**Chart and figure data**
○ ○ ○ ○

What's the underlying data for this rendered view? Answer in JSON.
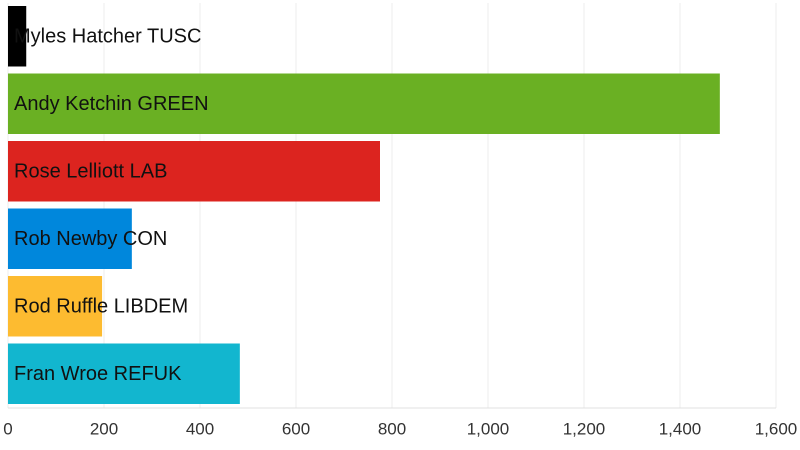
{
  "chart_data": {
    "type": "bar",
    "orientation": "horizontal",
    "categories": [
      "Myles Hatcher TUSC",
      "Andy Ketchin GREEN",
      "Rose Lelliott LAB",
      "Rob Newby CON",
      "Rod Ruffle LIBDEM",
      "Fran Wroe REFUK"
    ],
    "values": [
      38,
      1483,
      775,
      258,
      196,
      483
    ],
    "colors": [
      "#000000",
      "#6ab023",
      "#dc241f",
      "#0087dc",
      "#fdbb30",
      "#12b6cf"
    ],
    "xlim": [
      0,
      1600
    ],
    "xticks": [
      0,
      200,
      400,
      600,
      800,
      {
        "value": 1000,
        "label": "1,000"
      },
      {
        "value": 1200,
        "label": "1,200"
      },
      {
        "value": 1400,
        "label": "1,400"
      },
      {
        "value": 1600,
        "label": "1,600"
      }
    ],
    "grid": true
  }
}
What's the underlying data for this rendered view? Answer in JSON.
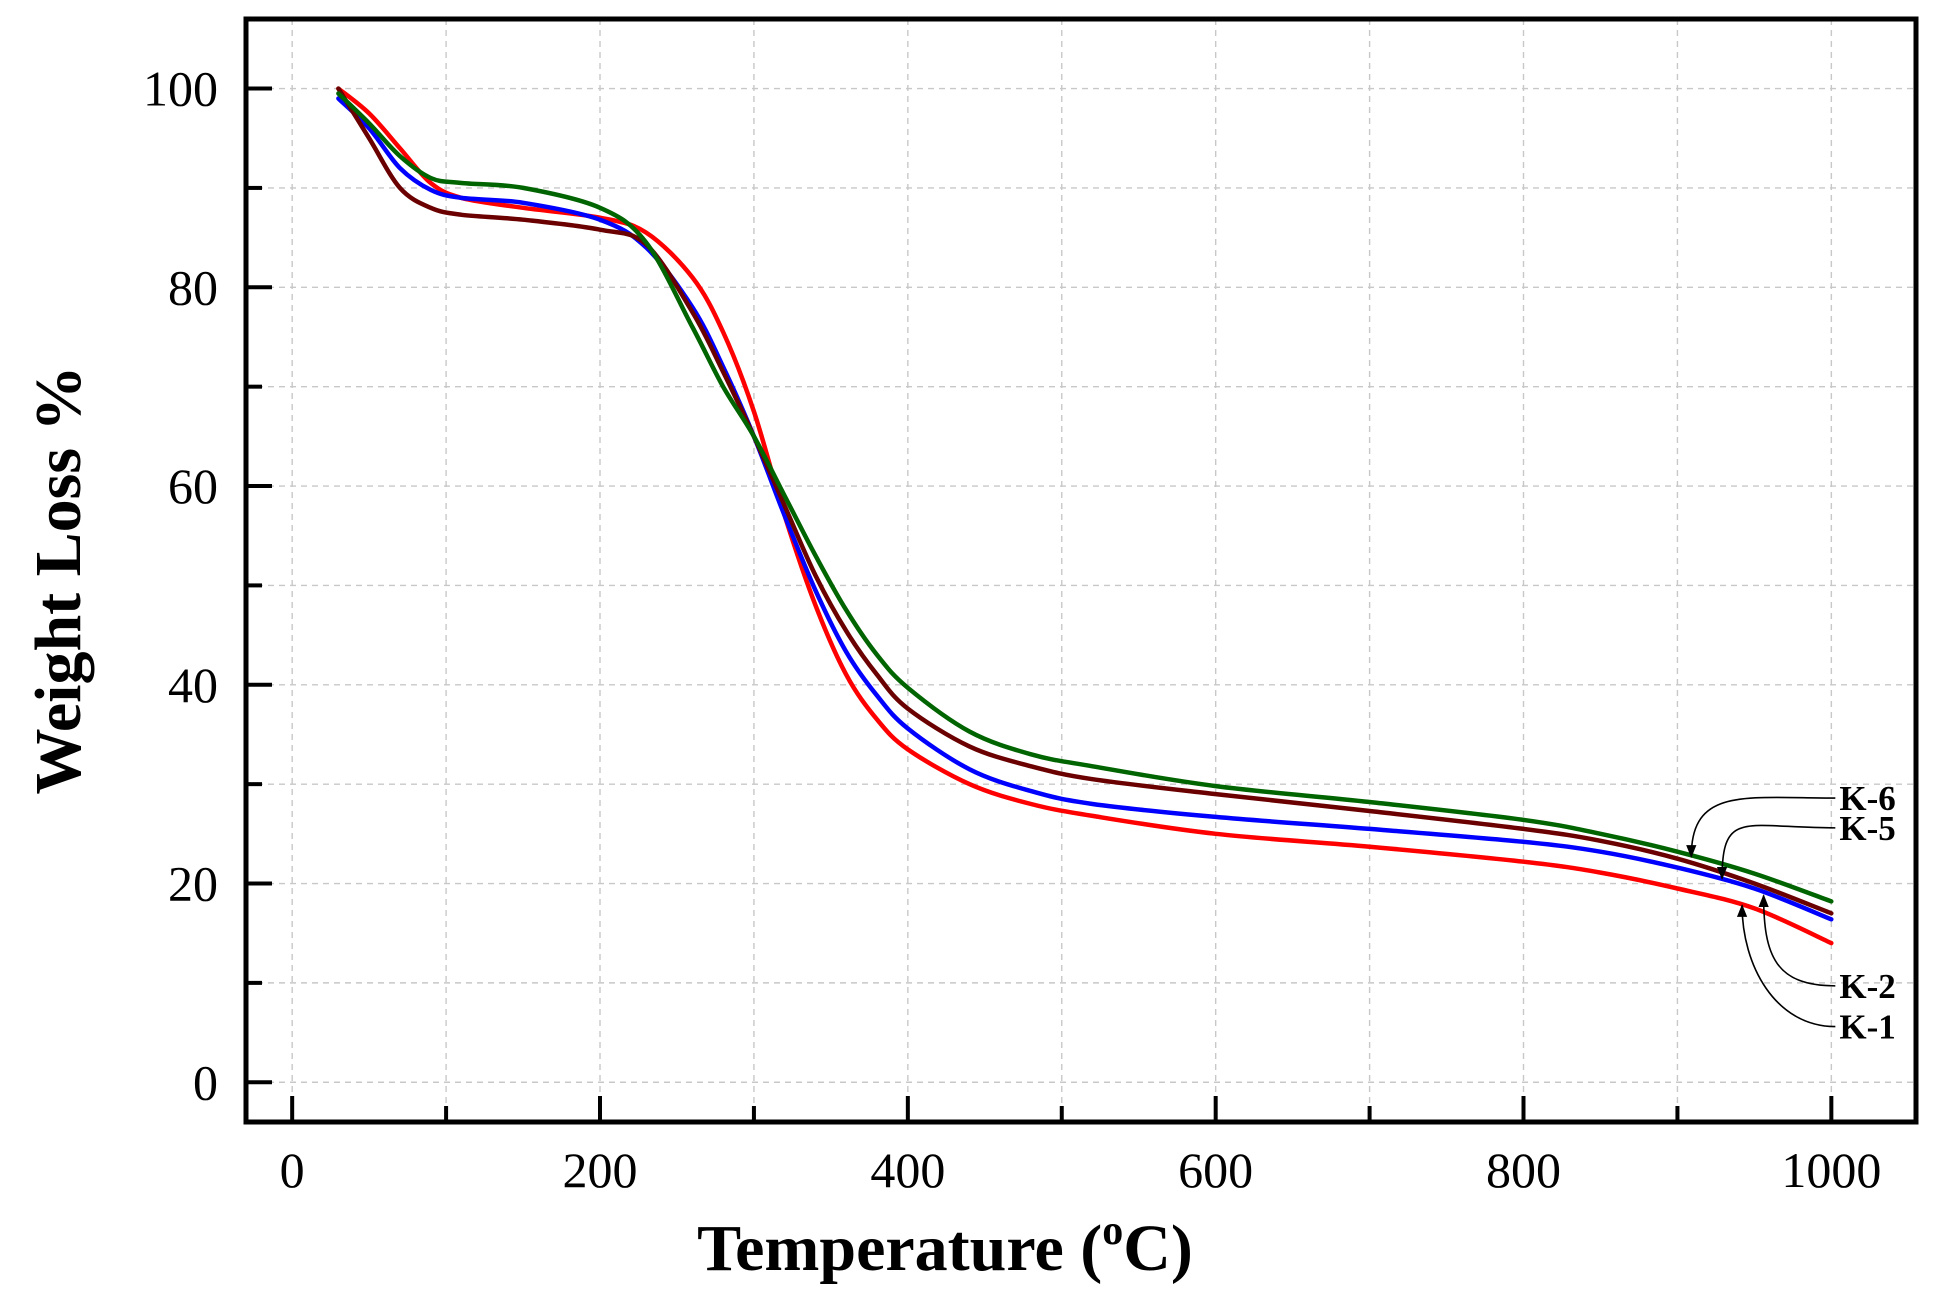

○ ○ ○ ○

**What the task requires**
Write out all the entries word for word, but skip any images.

**The output**
What's the underlying data for this rendered view? Answer in JSON.
{
  "chart_data": {
    "type": "bar",
    "orientation": "horizontal",
    "categories": [
      "Myles Hatcher TUSC",
      "Andy Ketchin GREEN",
      "Rose Lelliott LAB",
      "Rob Newby CON",
      "Rod Ruffle LIBDEM",
      "Fran Wroe REFUK"
    ],
    "values": [
      38,
      1483,
      775,
      258,
      196,
      483
    ],
    "colors": [
      "#000000",
      "#6ab023",
      "#dc241f",
      "#0087dc",
      "#fdbb30",
      "#12b6cf"
    ],
    "xlim": [
      0,
      1600
    ],
    "xticks": [
      0,
      200,
      400,
      600,
      800,
      {
        "value": 1000,
        "label": "1,000"
      },
      {
        "value": 1200,
        "label": "1,200"
      },
      {
        "value": 1400,
        "label": "1,400"
      },
      {
        "value": 1600,
        "label": "1,600"
      }
    ],
    "grid": true
  }
}
What's the underlying data for this rendered view? Answer in JSON.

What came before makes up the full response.